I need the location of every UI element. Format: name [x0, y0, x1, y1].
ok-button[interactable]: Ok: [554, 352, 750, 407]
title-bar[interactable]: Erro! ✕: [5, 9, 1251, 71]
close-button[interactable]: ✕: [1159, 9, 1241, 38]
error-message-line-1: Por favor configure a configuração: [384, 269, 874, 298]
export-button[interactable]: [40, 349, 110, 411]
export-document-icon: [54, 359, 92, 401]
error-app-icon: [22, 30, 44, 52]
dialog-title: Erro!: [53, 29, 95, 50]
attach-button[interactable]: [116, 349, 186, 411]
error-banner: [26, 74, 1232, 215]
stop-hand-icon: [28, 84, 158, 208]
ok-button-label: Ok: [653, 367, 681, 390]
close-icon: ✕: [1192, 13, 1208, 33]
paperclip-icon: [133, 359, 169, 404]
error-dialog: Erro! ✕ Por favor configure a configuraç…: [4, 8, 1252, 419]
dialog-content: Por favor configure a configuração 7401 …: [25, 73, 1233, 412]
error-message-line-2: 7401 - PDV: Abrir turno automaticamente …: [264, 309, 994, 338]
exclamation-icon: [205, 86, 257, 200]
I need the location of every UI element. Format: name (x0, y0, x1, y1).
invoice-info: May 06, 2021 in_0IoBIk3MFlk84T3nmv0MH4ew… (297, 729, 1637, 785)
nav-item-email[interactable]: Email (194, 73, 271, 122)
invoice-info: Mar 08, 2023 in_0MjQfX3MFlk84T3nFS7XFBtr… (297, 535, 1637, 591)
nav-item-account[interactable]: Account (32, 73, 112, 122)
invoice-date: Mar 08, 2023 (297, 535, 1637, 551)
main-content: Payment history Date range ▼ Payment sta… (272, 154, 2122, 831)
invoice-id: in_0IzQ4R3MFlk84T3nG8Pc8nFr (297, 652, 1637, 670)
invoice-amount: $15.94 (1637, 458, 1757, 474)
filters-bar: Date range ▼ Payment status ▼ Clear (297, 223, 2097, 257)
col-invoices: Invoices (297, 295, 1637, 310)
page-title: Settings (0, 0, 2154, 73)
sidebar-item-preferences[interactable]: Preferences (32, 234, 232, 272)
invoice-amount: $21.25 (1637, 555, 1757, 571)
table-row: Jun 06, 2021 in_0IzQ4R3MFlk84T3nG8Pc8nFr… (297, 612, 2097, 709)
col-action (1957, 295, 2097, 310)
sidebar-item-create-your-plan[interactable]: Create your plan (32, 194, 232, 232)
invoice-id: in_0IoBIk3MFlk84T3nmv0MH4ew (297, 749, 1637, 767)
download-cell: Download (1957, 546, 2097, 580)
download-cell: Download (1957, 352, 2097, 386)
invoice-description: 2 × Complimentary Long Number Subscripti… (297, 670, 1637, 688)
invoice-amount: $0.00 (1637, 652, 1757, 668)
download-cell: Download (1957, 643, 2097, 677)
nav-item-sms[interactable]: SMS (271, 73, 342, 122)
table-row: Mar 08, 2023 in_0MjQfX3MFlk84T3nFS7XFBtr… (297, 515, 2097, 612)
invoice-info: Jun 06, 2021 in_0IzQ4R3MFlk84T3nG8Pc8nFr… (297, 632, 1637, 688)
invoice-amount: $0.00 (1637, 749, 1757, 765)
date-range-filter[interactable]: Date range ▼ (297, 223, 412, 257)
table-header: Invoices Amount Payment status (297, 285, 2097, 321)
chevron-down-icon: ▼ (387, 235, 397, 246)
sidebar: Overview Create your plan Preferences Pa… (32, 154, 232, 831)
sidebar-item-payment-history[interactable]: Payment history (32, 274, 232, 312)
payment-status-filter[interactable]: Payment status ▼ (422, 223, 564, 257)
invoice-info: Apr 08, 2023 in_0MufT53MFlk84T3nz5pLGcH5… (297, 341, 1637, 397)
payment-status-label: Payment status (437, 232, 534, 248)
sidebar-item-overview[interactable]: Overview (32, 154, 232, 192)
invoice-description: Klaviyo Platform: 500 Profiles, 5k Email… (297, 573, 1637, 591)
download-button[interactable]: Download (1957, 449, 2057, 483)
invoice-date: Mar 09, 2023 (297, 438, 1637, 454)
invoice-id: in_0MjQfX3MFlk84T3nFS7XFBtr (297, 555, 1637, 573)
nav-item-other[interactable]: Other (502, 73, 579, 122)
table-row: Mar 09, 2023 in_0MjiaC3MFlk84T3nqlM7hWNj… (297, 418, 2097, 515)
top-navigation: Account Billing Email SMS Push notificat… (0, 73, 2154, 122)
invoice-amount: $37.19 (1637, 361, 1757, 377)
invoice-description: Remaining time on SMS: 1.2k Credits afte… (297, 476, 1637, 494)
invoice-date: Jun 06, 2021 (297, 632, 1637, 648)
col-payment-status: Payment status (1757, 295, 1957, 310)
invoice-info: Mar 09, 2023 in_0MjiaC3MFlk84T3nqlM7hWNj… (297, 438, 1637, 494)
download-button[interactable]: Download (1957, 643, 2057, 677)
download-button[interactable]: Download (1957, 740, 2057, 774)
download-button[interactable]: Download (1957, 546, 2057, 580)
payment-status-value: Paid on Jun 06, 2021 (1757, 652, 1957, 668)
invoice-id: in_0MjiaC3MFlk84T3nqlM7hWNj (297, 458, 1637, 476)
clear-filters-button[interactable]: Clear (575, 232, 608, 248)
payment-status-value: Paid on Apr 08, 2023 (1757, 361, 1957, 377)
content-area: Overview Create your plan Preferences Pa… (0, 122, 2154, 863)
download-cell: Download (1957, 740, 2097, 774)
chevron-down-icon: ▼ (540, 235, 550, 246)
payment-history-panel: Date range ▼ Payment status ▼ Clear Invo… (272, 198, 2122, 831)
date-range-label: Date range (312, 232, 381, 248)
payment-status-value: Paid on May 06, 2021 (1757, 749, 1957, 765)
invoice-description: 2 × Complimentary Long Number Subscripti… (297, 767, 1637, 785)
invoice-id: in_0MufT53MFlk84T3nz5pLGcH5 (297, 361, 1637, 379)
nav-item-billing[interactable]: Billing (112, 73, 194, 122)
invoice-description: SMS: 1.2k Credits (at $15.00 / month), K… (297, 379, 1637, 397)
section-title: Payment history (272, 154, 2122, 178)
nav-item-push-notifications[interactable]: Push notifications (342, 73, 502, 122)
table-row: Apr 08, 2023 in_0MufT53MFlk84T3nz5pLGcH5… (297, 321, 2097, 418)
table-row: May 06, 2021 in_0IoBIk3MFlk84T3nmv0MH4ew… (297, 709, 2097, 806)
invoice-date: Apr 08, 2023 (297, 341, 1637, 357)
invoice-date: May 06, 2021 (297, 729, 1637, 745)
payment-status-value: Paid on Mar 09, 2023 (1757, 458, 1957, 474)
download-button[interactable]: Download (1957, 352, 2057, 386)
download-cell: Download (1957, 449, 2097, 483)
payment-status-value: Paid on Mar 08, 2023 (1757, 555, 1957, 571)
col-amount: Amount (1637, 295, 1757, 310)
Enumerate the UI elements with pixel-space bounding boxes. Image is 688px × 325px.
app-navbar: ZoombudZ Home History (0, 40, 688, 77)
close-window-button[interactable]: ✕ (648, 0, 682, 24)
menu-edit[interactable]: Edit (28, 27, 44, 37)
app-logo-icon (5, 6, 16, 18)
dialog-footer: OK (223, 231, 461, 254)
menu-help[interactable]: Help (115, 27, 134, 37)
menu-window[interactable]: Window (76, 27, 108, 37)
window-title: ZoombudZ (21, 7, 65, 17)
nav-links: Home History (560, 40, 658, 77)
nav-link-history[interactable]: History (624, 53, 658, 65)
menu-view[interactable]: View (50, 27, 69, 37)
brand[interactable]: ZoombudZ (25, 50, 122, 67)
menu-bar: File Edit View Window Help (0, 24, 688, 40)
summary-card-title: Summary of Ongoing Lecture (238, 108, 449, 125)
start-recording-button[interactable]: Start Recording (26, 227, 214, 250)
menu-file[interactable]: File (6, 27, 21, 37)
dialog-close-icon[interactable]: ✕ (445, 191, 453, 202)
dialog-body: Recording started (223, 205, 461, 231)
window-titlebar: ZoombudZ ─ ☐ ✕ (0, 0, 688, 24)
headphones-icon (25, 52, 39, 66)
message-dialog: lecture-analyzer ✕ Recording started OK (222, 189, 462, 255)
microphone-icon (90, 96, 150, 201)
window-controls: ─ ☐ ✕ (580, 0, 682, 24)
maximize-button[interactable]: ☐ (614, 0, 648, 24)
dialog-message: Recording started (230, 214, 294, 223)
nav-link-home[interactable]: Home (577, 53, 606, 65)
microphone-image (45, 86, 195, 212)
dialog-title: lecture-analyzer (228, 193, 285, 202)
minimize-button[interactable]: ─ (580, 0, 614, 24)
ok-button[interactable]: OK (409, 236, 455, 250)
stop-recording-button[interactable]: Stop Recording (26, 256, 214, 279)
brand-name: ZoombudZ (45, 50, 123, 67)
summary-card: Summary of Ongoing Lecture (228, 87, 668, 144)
--------------------------------
## DIRECTIONS
Change every "invoice-info" to "invoice-row" in the items from the first line through the line containing "invoice-amount: $15.94 (1637, 458, 1757, 474)", inclusive, and leave everything else as it is. Return only those lines.

## TASK ANSWER
I need the location of every UI element. Format: name [x0, y0, x1, y1].
ok-button[interactable]: Ok: [554, 352, 750, 407]
title-bar[interactable]: Erro! ✕: [5, 9, 1251, 71]
close-button[interactable]: ✕: [1159, 9, 1241, 38]
error-message-line-1: Por favor configure a configuração: [384, 269, 874, 298]
export-button[interactable]: [40, 349, 110, 411]
export-document-icon: [54, 359, 92, 401]
error-app-icon: [22, 30, 44, 52]
dialog-title: Erro!: [53, 29, 95, 50]
attach-button[interactable]: [116, 349, 186, 411]
error-banner: [26, 74, 1232, 215]
stop-hand-icon: [28, 84, 158, 208]
ok-button-label: Ok: [653, 367, 681, 390]
close-icon: ✕: [1192, 13, 1208, 33]
paperclip-icon: [133, 359, 169, 404]
error-dialog: Erro! ✕ Por favor configure a configuraç…: [4, 8, 1252, 419]
dialog-content: Por favor configure a configuração 7401 …: [25, 73, 1233, 412]
error-message-line-2: 7401 - PDV: Abrir turno automaticamente …: [264, 309, 994, 338]
exclamation-icon: [205, 86, 257, 200]
I need the location of every UI element. Format: name (x0, y0, x1, y1).
invoice-row: May 06, 2021 in_0IoBIk3MFlk84T3nmv0MH4ew… (297, 729, 1637, 785)
nav-item-email[interactable]: Email (194, 73, 271, 122)
invoice-row: Mar 08, 2023 in_0MjQfX3MFlk84T3nFS7XFBtr… (297, 535, 1637, 591)
nav-item-account[interactable]: Account (32, 73, 112, 122)
invoice-date: Mar 08, 2023 (297, 535, 1637, 551)
main-content: Payment history Date range ▼ Payment sta… (272, 154, 2122, 831)
invoice-id: in_0IzQ4R3MFlk84T3nG8Pc8nFr (297, 652, 1637, 670)
invoice-amount: $15.94 (1637, 458, 1757, 474)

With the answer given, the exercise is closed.